TEXTO PARA LEITURA
Quinta, 15 de outubro
de 2015
Do MPF
Pedido feito hoje à
Justiça Federal é de paralisação total do porto até que seja dada solução para
as carcaças e o óleo do navio Haidar, que afundou no dia 6 com 5 mil cabeças de
gado
A
carga de bois mortos está estimada em 3,8 mil toneladas (foto em 6 de outubro
por Walrimar Santos, da Ascom da Polícia Civil/PA)
O
Ministério Público Federal no Pará (MPF/PA), o Ministério Público do Estado do
Pará (MP/PA) e a Defensoria Pública do Estado do Pará (DPE/PA) entraram com ação
judicial nesta quinta-feira, 15 de outubro, na Justiça Federal em Belém,
pedindo a paralisação total das atividades no porto de Vila do Conde, em
Barcarena, até que seja apresentada uma solução para a remoção total das
carcaças e do óleo do navio Haidar, de bandeira libanesa, que afundou no último
dia 6 de outubro com uma carga de 5 mil bois vivos. São réus na ação a
Companhia Docas do Pará (CDP), responsável pelo porto e as companhias Global
Norte Trade e Minerva, responsáveis pela operação portuária e pelos bois.
As
instituições, que acompanham a evolução do desastre desde o naufrágio, querem
que o porto permaneça fechado até que as carcaças de bois que se soltaram do
casco do navio e contaminam as praias da região sejam removidas na totalidade.
Também pedem que seja assegurado o fornecimento de máscaras contra odor, água
potável e ajuda financeira para os moradores impactados e que seja aprovado um
cronograma para retirada de todo o óleo e das carcaças que ainda estão contidos
no navio. O porto não tinha plano de contingências para esse tipo de ocorrência
e a demora em tomar providências aumenta, a cada dia, a extensão da catástrofe
ambiental.
O
navio está adernado no porto e foi feita uma barragem de contenção pela CDP na
tentativa de evitar que fossem liberados nas águas os quase 4,8 mil animais
mortos dentro do casco do navio, assim como cerca de 700 mil litros de óleo
diesel. Seis dias depois do naufrágio, na madrugada da segunda, 12 de outubro,
a barreira se rompeu e uma pequena parte da carga, já em avançado estado de
putrefação e contaminada por óleo, foi dar nas praias do município de
Barcarena, onde fica o porto, e nas de Abaetetuba, município vizinho.
Centenas
de moradores dessas praias usam máscaras para suportar o mau cheiro dos animais
em estado de decomposição. O MPF/PA e a DPE/PA solicitaram o remanejamento das
famílias, que se negam a sair do local e ir para o ginásio de esportes do
município porque temem furtos às residências. Crianças e idosos passam mal com
os vapores das carcaças em decomposição. A água da região pode estar
contaminada e as comunidades agora dependem das autoridades para o fornecimento
de água potável. Muitas famílias perderam o sustento, porque são ribeirinhos
que vivem dos recursos pesqueiros.

TAREFA PROPOSTA A
Liste as empresas que figuram como rés na ação judicial descrita no texto sobre o naufrágio do navio Haidar.
O texto e os registros não têm nenhuma relação entre si.

Registros de uma fonte de dados
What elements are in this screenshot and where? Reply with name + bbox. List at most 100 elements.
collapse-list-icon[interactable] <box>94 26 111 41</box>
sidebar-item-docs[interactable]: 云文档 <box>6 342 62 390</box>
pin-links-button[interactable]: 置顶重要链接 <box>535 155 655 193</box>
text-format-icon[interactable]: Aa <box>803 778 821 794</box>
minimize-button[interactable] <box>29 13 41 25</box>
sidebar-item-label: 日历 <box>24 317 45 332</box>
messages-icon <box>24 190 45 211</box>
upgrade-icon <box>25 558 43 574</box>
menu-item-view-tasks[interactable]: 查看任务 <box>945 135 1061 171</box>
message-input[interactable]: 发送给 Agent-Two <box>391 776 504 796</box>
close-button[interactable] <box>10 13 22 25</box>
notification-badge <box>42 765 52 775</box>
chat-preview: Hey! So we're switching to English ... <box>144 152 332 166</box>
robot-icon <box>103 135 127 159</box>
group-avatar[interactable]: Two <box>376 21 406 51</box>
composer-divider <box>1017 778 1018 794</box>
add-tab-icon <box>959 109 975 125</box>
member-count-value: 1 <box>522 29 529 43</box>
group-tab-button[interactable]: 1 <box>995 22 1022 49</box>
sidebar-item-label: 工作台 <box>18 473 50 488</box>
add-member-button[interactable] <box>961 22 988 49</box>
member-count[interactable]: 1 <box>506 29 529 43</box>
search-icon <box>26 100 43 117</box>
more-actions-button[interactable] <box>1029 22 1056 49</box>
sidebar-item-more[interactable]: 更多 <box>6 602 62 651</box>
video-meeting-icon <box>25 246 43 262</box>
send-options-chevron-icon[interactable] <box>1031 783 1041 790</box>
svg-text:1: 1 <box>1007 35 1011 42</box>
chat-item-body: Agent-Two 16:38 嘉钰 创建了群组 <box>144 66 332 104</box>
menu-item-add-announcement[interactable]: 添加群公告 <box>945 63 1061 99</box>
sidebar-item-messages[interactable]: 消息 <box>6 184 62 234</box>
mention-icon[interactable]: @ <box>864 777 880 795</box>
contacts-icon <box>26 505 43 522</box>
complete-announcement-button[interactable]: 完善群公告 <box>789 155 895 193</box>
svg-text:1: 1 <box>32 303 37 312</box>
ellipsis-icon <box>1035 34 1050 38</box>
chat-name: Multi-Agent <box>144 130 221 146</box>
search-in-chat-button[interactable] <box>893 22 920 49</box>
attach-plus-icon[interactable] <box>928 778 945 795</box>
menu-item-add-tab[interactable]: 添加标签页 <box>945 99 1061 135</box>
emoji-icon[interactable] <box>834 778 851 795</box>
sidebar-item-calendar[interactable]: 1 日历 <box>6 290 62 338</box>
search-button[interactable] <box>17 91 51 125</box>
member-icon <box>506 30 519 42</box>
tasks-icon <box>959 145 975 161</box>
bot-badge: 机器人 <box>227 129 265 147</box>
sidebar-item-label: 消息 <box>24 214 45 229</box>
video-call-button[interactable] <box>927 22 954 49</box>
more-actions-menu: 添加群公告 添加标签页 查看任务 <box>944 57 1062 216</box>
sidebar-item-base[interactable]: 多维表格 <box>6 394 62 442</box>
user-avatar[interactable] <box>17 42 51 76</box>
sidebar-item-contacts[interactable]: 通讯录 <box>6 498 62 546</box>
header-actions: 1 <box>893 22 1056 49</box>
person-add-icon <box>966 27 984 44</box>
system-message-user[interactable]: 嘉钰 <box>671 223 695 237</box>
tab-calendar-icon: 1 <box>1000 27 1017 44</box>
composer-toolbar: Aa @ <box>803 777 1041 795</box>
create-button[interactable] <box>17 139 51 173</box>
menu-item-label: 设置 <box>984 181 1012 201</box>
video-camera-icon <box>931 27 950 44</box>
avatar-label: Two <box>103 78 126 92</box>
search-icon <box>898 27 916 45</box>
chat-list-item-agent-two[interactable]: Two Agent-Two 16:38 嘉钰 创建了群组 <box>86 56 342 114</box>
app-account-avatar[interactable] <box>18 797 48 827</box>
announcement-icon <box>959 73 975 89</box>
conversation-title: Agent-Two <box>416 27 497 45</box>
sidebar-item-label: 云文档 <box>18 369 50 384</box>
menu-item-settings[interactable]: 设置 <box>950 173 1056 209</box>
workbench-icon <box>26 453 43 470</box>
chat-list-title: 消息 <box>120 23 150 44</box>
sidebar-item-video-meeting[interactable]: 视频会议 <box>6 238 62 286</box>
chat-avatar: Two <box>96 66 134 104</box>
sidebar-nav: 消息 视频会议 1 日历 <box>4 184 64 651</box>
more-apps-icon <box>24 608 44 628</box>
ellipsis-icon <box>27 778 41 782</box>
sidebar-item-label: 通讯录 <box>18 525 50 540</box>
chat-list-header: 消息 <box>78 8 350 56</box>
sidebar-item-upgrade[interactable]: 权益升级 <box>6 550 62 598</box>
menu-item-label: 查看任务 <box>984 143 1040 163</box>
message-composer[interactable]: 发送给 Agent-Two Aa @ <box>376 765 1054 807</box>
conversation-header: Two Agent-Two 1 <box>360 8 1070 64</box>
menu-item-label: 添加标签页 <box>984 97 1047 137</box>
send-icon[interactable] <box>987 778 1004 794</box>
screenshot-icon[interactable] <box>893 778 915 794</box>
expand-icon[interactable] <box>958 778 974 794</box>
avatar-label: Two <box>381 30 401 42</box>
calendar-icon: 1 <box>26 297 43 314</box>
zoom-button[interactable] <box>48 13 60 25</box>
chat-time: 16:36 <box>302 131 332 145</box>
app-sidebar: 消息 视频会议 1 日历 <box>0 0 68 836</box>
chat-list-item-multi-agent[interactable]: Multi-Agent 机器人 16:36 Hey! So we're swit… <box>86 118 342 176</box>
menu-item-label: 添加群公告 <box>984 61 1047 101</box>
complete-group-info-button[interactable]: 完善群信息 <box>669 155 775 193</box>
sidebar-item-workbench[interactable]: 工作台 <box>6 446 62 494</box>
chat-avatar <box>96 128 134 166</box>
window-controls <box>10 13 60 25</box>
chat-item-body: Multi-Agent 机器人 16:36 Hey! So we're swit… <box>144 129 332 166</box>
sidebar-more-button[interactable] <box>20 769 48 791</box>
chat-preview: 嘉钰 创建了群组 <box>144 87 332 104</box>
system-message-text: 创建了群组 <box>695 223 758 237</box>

TAREFA PROPOSTA B
Extraia dos registros cada linha que contenha a palavra "workbench", levando em conta a diferença entre maiúsculas e minúsculas.

RESPOSTA FINAL A
- Companhia Docas do Pará (CDP)
- Global Norte Trade
- Minerva

RESPOSTA FINAL B
workbench-icon <box>26 453 43 470</box>
sidebar-item-workbench[interactable]: 工作台 <box>6 446 62 494</box>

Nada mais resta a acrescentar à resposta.